Start

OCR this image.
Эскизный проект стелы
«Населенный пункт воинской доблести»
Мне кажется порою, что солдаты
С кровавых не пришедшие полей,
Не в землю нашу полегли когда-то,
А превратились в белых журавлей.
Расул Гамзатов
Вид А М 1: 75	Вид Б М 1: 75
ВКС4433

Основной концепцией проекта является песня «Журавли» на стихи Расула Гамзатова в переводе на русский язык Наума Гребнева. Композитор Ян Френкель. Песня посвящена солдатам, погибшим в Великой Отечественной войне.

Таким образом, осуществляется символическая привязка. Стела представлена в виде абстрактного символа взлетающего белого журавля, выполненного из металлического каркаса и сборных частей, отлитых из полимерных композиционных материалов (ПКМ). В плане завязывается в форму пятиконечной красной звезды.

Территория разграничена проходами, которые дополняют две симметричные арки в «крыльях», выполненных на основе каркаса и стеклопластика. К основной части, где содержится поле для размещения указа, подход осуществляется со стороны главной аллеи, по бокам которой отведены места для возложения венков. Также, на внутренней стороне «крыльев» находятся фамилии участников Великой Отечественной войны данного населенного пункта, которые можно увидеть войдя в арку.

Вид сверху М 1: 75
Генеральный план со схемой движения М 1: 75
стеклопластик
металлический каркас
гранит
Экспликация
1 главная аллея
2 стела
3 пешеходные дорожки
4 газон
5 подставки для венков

End

THE PROBLEM: State the count of lines in the data holding the word "осуществляется", adding nothing to it.

EXPECTED OUTPUT: 2